» WORK TO BE COMPLETED
Rewrite the rows in the stretch from the one containing "- field-label: مبلغ" through the one containing "- text-field[interactable]: [507, 1370, 608, 1392]", putting "15:00" wherever "14:00" appears and leaving everything else unchanged.

* Start SOURCE RECORDS *

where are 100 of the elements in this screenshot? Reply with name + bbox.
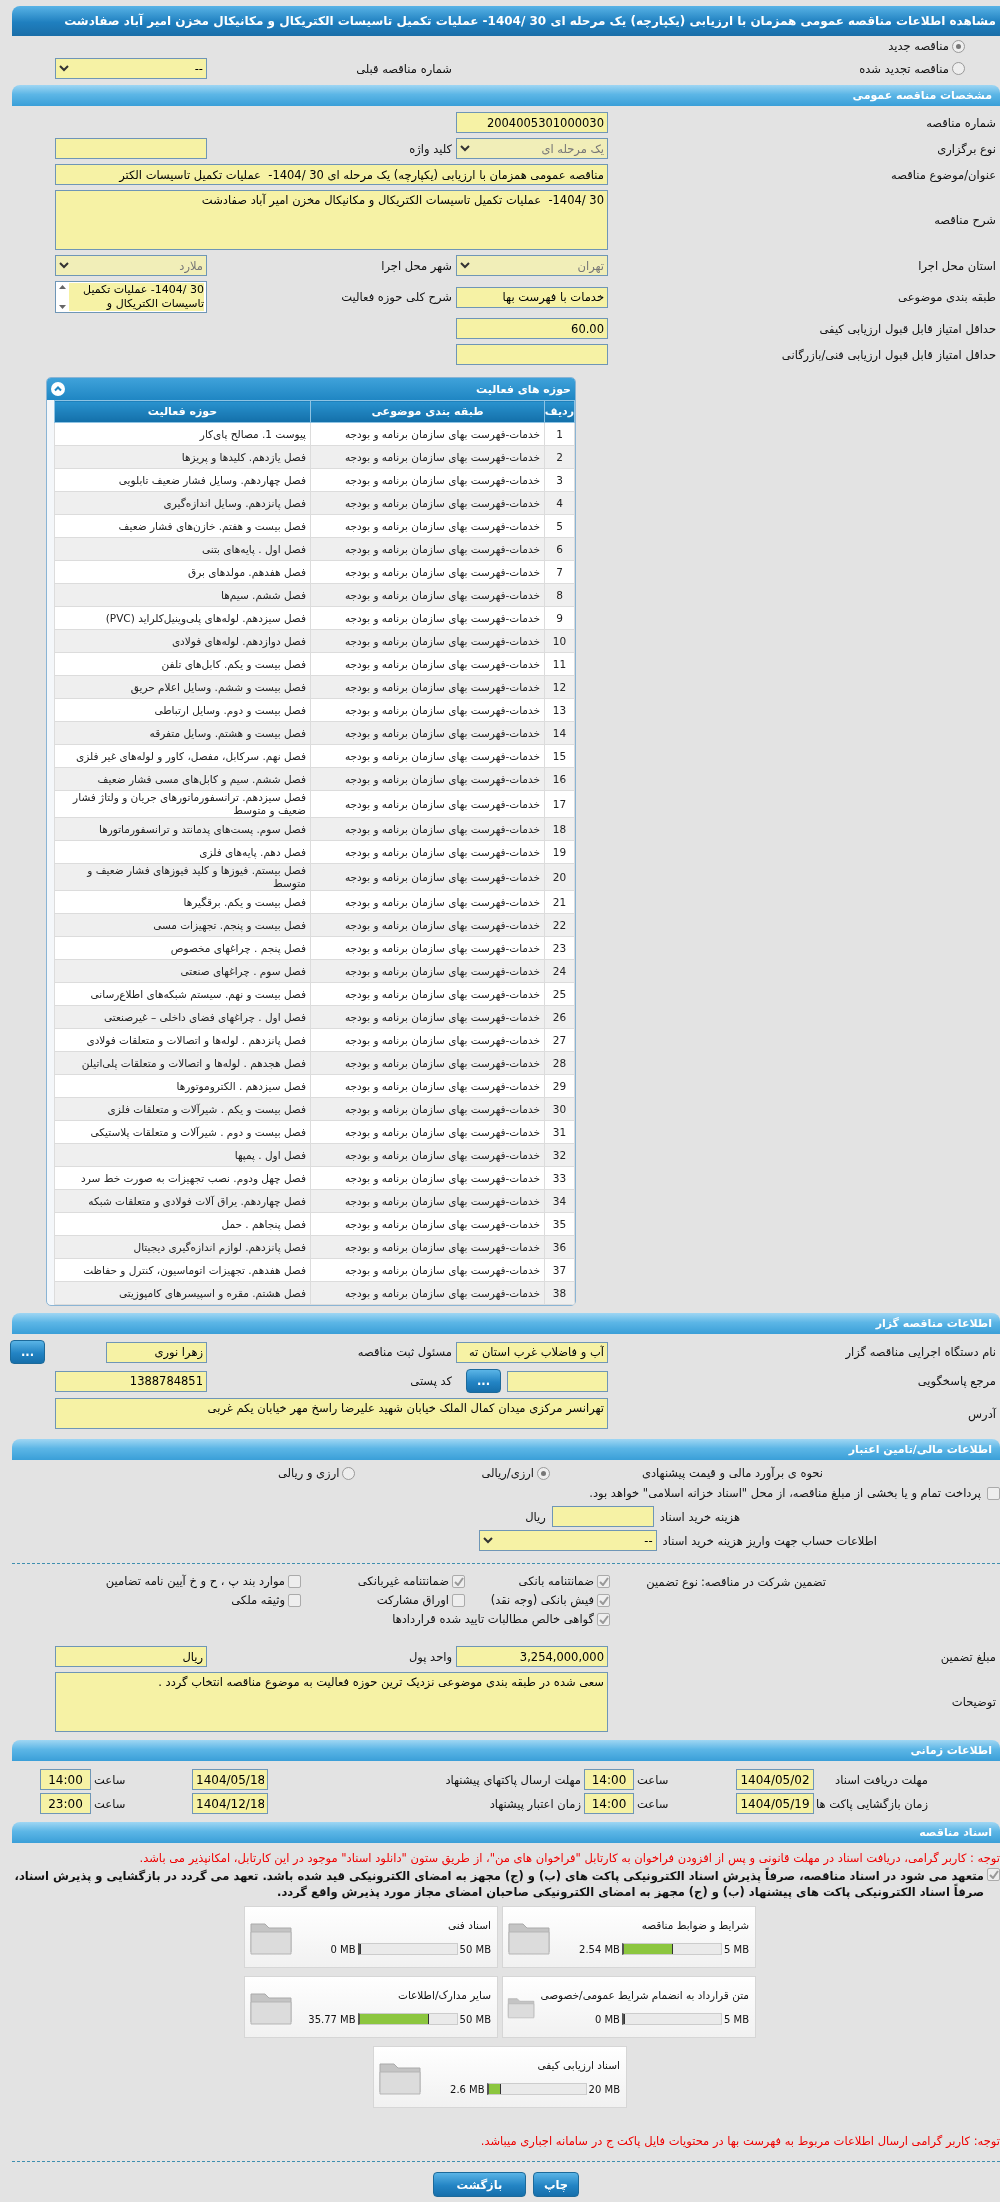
- field-label: مبلغ تضمین: [939, 1649, 997, 1664]
- table-cell: 5: [544, 514, 575, 538]
- table-cell: فصل اول . چراغهای فضای داخلی – غیرصنعتی: [54, 1005, 311, 1029]
- table-cell: 22: [544, 913, 575, 937]
- checkbox-label: گواهی خالص مطالبات تایید شده قراردادها: [392, 1612, 594, 1626]
- time-field[interactable]: 14:00: [584, 1793, 634, 1814]
- text-field[interactable]: خدمات با فهرست بها: [456, 286, 608, 308]
- time-field[interactable]: 14:00: [40, 1769, 91, 1790]
- text-field[interactable]: آب و فاضلاب غرب استان ته: [456, 1341, 608, 1363]
- collapse-icon[interactable]: [51, 382, 65, 396]
- radio-button[interactable]: [536, 1466, 550, 1480]
- dropdown[interactable]: --: [478, 1530, 657, 1551]
- text-field[interactable]: 60.00: [456, 318, 608, 339]
- text-field[interactable]: 1388784851: [55, 1370, 207, 1392]
- table-cell: 7: [544, 560, 575, 584]
- time-field[interactable]: 23:00: [40, 1793, 91, 1814]
- list-box[interactable]: 30 /1404- عملیات تکمیل تاسیسات الکتریکال و: [55, 281, 207, 313]
- size-label: 5 MB: [723, 2013, 749, 2025]
- table-cell: فصل سیزدهم . الکتروموتورها: [54, 1074, 311, 1098]
- size-label: 0 MB: [594, 2013, 620, 2025]
- field-label: هزینه خرید اسناد: [659, 1509, 740, 1524]
- time-field[interactable]: 14:00: [584, 1769, 634, 1790]
- text-area[interactable]: تهرانسر مرکزی میدان کمال الملک خیابان شهید علیرضا راسخ مهر خیابان یکم غربی: [55, 1398, 608, 1429]
- field-label: نحوه ی برآورد مالی و قیمت پیشنهادی: [641, 1466, 823, 1480]
- field-label: طبقه بندی موضوعی: [897, 290, 997, 304]
- field-label: شماره مناقصه قبلی: [355, 61, 453, 76]
- dropdown[interactable]: --: [55, 58, 207, 79]
- text-field[interactable]: [551, 1506, 654, 1527]
- print-button[interactable]: چاپ: [532, 2172, 580, 2197]
- text-field[interactable]: [507, 1370, 608, 1392]
- table-cell: فصل دوازدهم. لوله‌های فولادی: [54, 629, 311, 653]
- date-field[interactable]: 1404/12/18: [192, 1793, 268, 1814]
- text-field[interactable]: ریال: [55, 1646, 207, 1667]
- text-field[interactable]: 2004005301000030: [456, 112, 608, 133]
- section-header: اطلاعات مناقصه گزار: [12, 1313, 1000, 1334]
- field-label: زمان اعتبار پیشنهاد: [488, 1796, 582, 1811]
- checkbox[interactable]: [288, 1574, 301, 1588]
- text-field[interactable]: [55, 138, 207, 159]
- notice-text: توجه : کاربر گرامی، دریافت اسناد در مهلت قانونی و پس از افزودن فراخوان به کارتابل "فراخوان های من"، از طریق ستون "دانلود اسناد" موجود در این کارتابل، امکانپذیر می باشد.: [138, 1851, 1000, 1866]
- text-field[interactable]: [456, 344, 608, 365]
- browse-button[interactable]: ...: [9, 1340, 46, 1364]
- radio-label: ارزی/ریالی: [481, 1466, 534, 1480]
- radio-button[interactable]: [952, 62, 965, 75]
- date-field[interactable]: 1404/05/18: [192, 1769, 268, 1790]
- checkbox[interactable]: [597, 1574, 610, 1588]
- table-cell: خدمات-فهرست بهای سازمان برنامه و بودجه: [310, 583, 545, 607]
- table-cell: 18: [544, 817, 575, 841]
- checkbox[interactable]: [987, 1868, 1000, 1881]
- table-cell: 36: [544, 1235, 575, 1259]
- table-cell: فصل پانزدهم . لوله‌ها و اتصالات و متعلقات فولادی: [54, 1028, 311, 1052]
- checkbox[interactable]: [597, 1612, 610, 1626]
- column-header: حوزه فعالیت: [54, 400, 311, 423]
- size-label: 0 MB: [330, 1943, 356, 1955]
- checkbox[interactable]: [452, 1593, 465, 1607]
- document-title: شرایط و ضوابط مناقصه: [641, 1919, 749, 1931]
- caret-icon: [59, 262, 69, 269]
- date-field[interactable]: 1404/05/02: [736, 1769, 814, 1790]
- table-cell: فصل ششم. سیم و کابل‌های مسی فشار ضعیف: [54, 767, 311, 791]
- table-cell: فصل پنجاهم . حمل: [54, 1212, 311, 1236]
- table-cell: 27: [544, 1028, 575, 1052]
- radio-button[interactable]: [952, 39, 965, 53]
- table-cell: خدمات-فهرست بهای سازمان برنامه و بودجه: [310, 1005, 545, 1029]
- field-label: مرجع پاسخگویی: [916, 1374, 997, 1388]
- table-cell: خدمات-فهرست بهای سازمان برنامه و بودجه: [310, 652, 545, 676]
- document-title: اسناد فنی: [447, 1919, 491, 1931]
- checkbox[interactable]: [452, 1574, 465, 1588]
- field-label: نام دستگاه اجرایی مناقصه گزار: [844, 1345, 997, 1359]
- table-cell: فصل سوم . چراغهای صنعتی: [54, 959, 311, 983]
- table-cell: خدمات-فهرست بهای سازمان برنامه و بودجه: [310, 840, 545, 864]
- text-area[interactable]: سعی شده در طبقه بندی موضوعی نزدیک ترین حوزه فعالیت به موضوع مناقصه انتخاب گردد .: [55, 1672, 608, 1732]
- table-cell: فصل بیست و هفتم. خازن‌های فشار ضعیف: [54, 514, 311, 538]
- table-cell: 25: [544, 982, 575, 1006]
- field-label: مسئول ثبت مناقصه: [356, 1345, 453, 1359]
- size-label: 2.54 MB: [579, 1943, 620, 1955]
- table-cell: 35: [544, 1212, 575, 1236]
- table-cell: فصل چهاردهم. یراق آلات فولادی و متعلقات شبکه: [54, 1189, 311, 1213]
- checkbox[interactable]: [987, 1486, 1000, 1500]
- table-cell: فصل دهم. پایه‌های فلزی: [54, 840, 311, 864]
- table-cell: خدمات-فهرست بهای سازمان برنامه و بودجه: [310, 537, 545, 561]
- checkbox[interactable]: [288, 1593, 301, 1607]
- table-cell: 26: [544, 1005, 575, 1029]
- text-field[interactable]: زهرا نوری: [106, 1341, 207, 1363]
- back-button[interactable]: بازگشت: [432, 2172, 526, 2197]
- table-cell: فصل هجدهم . لوله‌ها و اتصالات و متعلقات پلی‌اتیلن: [54, 1051, 311, 1075]
- radio-button[interactable]: [342, 1466, 356, 1480]
- table-cell: خدمات-فهرست بهای سازمان برنامه و بودجه: [310, 744, 545, 768]
- text-field[interactable]: مناقصه عمومی همزمان با ارزیابی (یکپارچه) یک مرحله ای 30 /1404- عملیات تکمیل تاسیسات الکتر: [55, 164, 608, 185]
- table-cell: 34: [544, 1189, 575, 1213]
- table-cell: 8: [544, 583, 575, 607]
- field-label: ساعت: [93, 1772, 127, 1787]
- text-field[interactable]: 3,254,000,000: [456, 1646, 608, 1667]
- table-cell: خدمات-فهرست بهای سازمان برنامه و بودجه: [310, 1028, 545, 1052]
- text-area[interactable]: 30 /1404- عملیات تکمیل تاسیسات الکتریکال و مکانیکال مخزن امیر آباد صفادشت: [55, 190, 608, 250]
- document-title: متن قرارداد به انضمام شرایط عمومی/خصوصی: [540, 1989, 749, 2001]
- table-cell: فصل اول . پمپها: [54, 1143, 311, 1167]
- field-label: ساعت: [636, 1772, 670, 1787]
- date-field[interactable]: 1404/05/19: [736, 1793, 814, 1814]
- browse-button[interactable]: ...: [465, 1369, 501, 1393]
- checkbox[interactable]: [597, 1593, 610, 1607]
- field-label: کد پستی: [409, 1374, 453, 1388]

* End SOURCE RECORDS *

» WRITTEN ANSWER
- field-label: مبلغ تضمین: [939, 1649, 997, 1664]
- table-cell: 5: [544, 514, 575, 538]
- table-cell: فصل اول . چراغهای فضای داخلی – غیرصنعتی: [54, 1005, 311, 1029]
- table-cell: 22: [544, 913, 575, 937]
- checkbox-label: گواهی خالص مطالبات تایید شده قراردادها: [392, 1612, 594, 1626]
- time-field[interactable]: 15:00: [584, 1793, 634, 1814]
- text-field[interactable]: خدمات با فهرست بها: [456, 286, 608, 308]
- time-field[interactable]: 15:00: [40, 1769, 91, 1790]
- text-field[interactable]: آب و فاضلاب غرب استان ته: [456, 1341, 608, 1363]
- collapse-icon[interactable]: [51, 382, 65, 396]
- radio-button[interactable]: [536, 1466, 550, 1480]
- dropdown[interactable]: --: [478, 1530, 657, 1551]
- text-field[interactable]: 60.00: [456, 318, 608, 339]
- text-field[interactable]: 1388784851: [55, 1370, 207, 1392]
- table-cell: 7: [544, 560, 575, 584]
- time-field[interactable]: 23:00: [40, 1793, 91, 1814]
- list-box[interactable]: 30 /1404- عملیات تکمیل تاسیسات الکتریکال و: [55, 281, 207, 313]
- size-label: 5 MB: [723, 2013, 749, 2025]
- table-cell: فصل سیزدهم . الکتروموتورها: [54, 1074, 311, 1098]
- size-label: 0 MB: [594, 2013, 620, 2025]
- field-label: هزینه خرید اسناد: [659, 1509, 740, 1524]
- time-field[interactable]: 15:00: [584, 1769, 634, 1790]
- text-area[interactable]: تهرانسر مرکزی میدان کمال الملک خیابان شهید علیرضا راسخ مهر خیابان یکم غربی: [55, 1398, 608, 1429]
- field-label: نحوه ی برآورد مالی و قیمت پیشنهادی: [641, 1466, 823, 1480]
- field-label: طبقه بندی موضوعی: [897, 290, 997, 304]
- field-label: شماره مناقصه قبلی: [355, 61, 453, 76]
- dropdown[interactable]: --: [55, 58, 207, 79]
- text-field[interactable]: [551, 1506, 654, 1527]
- print-button[interactable]: چاپ: [532, 2172, 580, 2197]
- text-field[interactable]: [507, 1370, 608, 1392]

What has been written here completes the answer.